● **TO BE DONE**: Your task is to repeat all of the data exactly while excluding the pictures.

--- START WORKING DATA ---

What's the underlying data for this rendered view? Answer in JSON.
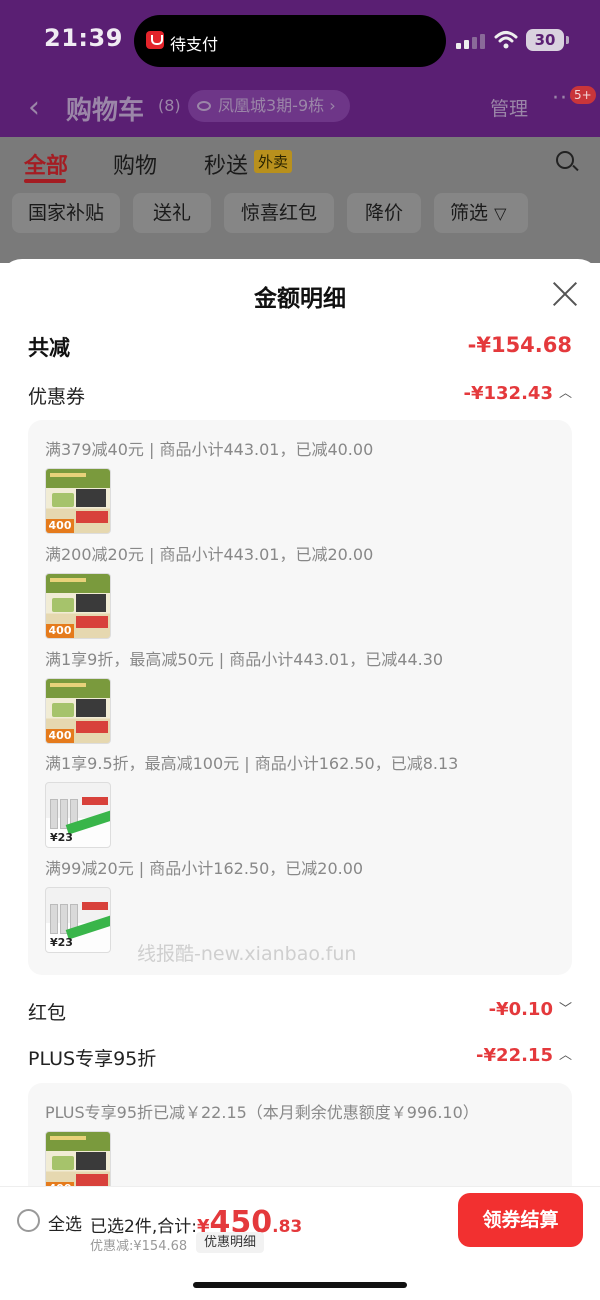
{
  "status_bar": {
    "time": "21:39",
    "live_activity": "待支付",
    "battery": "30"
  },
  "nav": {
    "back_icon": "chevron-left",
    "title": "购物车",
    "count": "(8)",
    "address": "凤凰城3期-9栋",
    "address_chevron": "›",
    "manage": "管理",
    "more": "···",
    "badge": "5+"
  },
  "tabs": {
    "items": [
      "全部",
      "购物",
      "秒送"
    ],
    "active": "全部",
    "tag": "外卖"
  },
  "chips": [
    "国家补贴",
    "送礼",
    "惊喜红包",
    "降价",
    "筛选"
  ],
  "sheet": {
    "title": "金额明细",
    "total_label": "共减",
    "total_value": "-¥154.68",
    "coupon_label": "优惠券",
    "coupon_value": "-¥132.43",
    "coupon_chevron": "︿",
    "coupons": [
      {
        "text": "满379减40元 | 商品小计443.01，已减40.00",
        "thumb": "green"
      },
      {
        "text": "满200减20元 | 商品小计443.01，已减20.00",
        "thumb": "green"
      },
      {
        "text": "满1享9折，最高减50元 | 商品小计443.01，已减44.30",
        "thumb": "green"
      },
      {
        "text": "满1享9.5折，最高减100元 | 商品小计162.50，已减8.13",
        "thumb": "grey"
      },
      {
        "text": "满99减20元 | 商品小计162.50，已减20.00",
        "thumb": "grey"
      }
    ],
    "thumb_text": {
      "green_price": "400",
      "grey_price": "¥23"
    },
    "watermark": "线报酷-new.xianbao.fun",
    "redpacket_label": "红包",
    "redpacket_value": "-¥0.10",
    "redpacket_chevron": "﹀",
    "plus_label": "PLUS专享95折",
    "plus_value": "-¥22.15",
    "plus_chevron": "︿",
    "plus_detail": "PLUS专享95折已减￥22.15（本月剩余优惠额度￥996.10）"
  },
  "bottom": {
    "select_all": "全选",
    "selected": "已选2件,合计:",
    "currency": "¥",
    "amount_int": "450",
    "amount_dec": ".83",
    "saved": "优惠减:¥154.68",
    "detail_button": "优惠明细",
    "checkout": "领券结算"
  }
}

--- END WORKING DATA ---

● **FINISHED ANSWER**:
What's the underlying data for this rendered view? Answer in JSON.
{
  "status_bar": {
    "time": "21:39",
    "live_activity": "待支付",
    "battery": "30"
  },
  "nav": {
    "back_icon": "chevron-left",
    "title": "购物车",
    "count": "(8)",
    "address": "凤凰城3期-9栋",
    "address_chevron": "›",
    "manage": "管理",
    "more": "···",
    "badge": "5+"
  },
  "tabs": {
    "items": [
      "全部",
      "购物",
      "秒送"
    ],
    "active": "全部",
    "tag": "外卖"
  },
  "chips": [
    "国家补贴",
    "送礼",
    "惊喜红包",
    "降价",
    "筛选"
  ],
  "sheet": {
    "title": "金额明细",
    "total_label": "共减",
    "total_value": "-¥154.68",
    "coupon_label": "优惠券",
    "coupon_value": "-¥132.43",
    "coupon_chevron": "︿",
    "coupons": [
      {
        "text": "满379减40元 | 商品小计443.01，已减40.00",
        "thumb": "green"
      },
      {
        "text": "满200减20元 | 商品小计443.01，已减20.00",
        "thumb": "green"
      },
      {
        "text": "满1享9折，最高减50元 | 商品小计443.01，已减44.30",
        "thumb": "green"
      },
      {
        "text": "满1享9.5折，最高减100元 | 商品小计162.50，已减8.13",
        "thumb": "grey"
      },
      {
        "text": "满99减20元 | 商品小计162.50，已减20.00",
        "thumb": "grey"
      }
    ],
    "thumb_text": {
      "green_price": "400",
      "grey_price": "¥23"
    },
    "watermark": "线报酷-new.xianbao.fun",
    "redpacket_label": "红包",
    "redpacket_value": "-¥0.10",
    "redpacket_chevron": "﹀",
    "plus_label": "PLUS专享95折",
    "plus_value": "-¥22.15",
    "plus_chevron": "︿",
    "plus_detail": "PLUS专享95折已减￥22.15（本月剩余优惠额度￥996.10）"
  },
  "bottom": {
    "select_all": "全选",
    "selected": "已选2件,合计:",
    "currency": "¥",
    "amount_int": "450",
    "amount_dec": ".83",
    "saved": "优惠减:¥154.68",
    "detail_button": "优惠明细",
    "checkout": "领券结算"
  }
}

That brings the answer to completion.